Figure data in JSON:
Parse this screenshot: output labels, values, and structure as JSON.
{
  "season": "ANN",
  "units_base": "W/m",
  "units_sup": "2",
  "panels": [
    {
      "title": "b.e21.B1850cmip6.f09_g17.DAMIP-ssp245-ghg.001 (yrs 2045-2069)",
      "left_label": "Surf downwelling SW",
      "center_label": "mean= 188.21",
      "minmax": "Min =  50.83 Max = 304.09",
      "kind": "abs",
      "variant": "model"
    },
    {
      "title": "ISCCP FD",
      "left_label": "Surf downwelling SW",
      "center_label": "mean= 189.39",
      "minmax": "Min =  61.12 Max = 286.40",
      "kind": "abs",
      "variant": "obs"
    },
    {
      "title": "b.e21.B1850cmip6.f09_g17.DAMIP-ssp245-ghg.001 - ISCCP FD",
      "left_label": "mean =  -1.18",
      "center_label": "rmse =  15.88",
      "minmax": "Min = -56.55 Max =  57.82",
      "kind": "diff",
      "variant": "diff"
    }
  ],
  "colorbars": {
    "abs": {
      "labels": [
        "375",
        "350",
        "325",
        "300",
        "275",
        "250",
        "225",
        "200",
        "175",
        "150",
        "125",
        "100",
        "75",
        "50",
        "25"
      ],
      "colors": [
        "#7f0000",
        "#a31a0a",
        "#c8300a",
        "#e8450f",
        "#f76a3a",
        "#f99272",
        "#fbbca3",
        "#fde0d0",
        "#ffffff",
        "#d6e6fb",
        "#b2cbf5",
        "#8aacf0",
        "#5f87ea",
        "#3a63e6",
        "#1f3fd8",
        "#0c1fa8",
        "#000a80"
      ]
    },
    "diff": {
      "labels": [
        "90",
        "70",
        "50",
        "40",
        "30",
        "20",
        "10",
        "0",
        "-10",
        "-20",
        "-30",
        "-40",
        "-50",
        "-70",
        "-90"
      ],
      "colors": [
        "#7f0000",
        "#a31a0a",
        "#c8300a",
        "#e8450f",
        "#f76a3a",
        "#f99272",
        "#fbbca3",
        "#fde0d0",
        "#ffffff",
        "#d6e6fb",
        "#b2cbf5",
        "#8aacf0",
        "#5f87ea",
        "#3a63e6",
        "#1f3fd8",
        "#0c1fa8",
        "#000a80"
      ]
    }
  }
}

** YOUR INSTRUCTIONS **
Quote the entire listing above exactly.

** THE OUTPUT **
Parse this screenshot: output labels, values, and structure as JSON.
{
  "season": "ANN",
  "units_base": "W/m",
  "units_sup": "2",
  "panels": [
    {
      "title": "b.e21.B1850cmip6.f09_g17.DAMIP-ssp245-ghg.001 (yrs 2045-2069)",
      "left_label": "Surf downwelling SW",
      "center_label": "mean= 188.21",
      "minmax": "Min =  50.83 Max = 304.09",
      "kind": "abs",
      "variant": "model"
    },
    {
      "title": "ISCCP FD",
      "left_label": "Surf downwelling SW",
      "center_label": "mean= 189.39",
      "minmax": "Min =  61.12 Max = 286.40",
      "kind": "abs",
      "variant": "obs"
    },
    {
      "title": "b.e21.B1850cmip6.f09_g17.DAMIP-ssp245-ghg.001 - ISCCP FD",
      "left_label": "mean =  -1.18",
      "center_label": "rmse =  15.88",
      "minmax": "Min = -56.55 Max =  57.82",
      "kind": "diff",
      "variant": "diff"
    }
  ],
  "colorbars": {
    "abs": {
      "labels": [
        "375",
        "350",
        "325",
        "300",
        "275",
        "250",
        "225",
        "200",
        "175",
        "150",
        "125",
        "100",
        "75",
        "50",
        "25"
      ],
      "colors": [
        "#7f0000",
        "#a31a0a",
        "#c8300a",
        "#e8450f",
        "#f76a3a",
        "#f99272",
        "#fbbca3",
        "#fde0d0",
        "#ffffff",
        "#d6e6fb",
        "#b2cbf5",
        "#8aacf0",
        "#5f87ea",
        "#3a63e6",
        "#1f3fd8",
        "#0c1fa8",
        "#000a80"
      ]
    },
    "diff": {
      "labels": [
        "90",
        "70",
        "50",
        "40",
        "30",
        "20",
        "10",
        "0",
        "-10",
        "-20",
        "-30",
        "-40",
        "-50",
        "-70",
        "-90"
      ],
      "colors": [
        "#7f0000",
        "#a31a0a",
        "#c8300a",
        "#e8450f",
        "#f76a3a",
        "#f99272",
        "#fbbca3",
        "#fde0d0",
        "#ffffff",
        "#d6e6fb",
        "#b2cbf5",
        "#8aacf0",
        "#5f87ea",
        "#3a63e6",
        "#1f3fd8",
        "#0c1fa8",
        "#000a80"
      ]
    }
  }
}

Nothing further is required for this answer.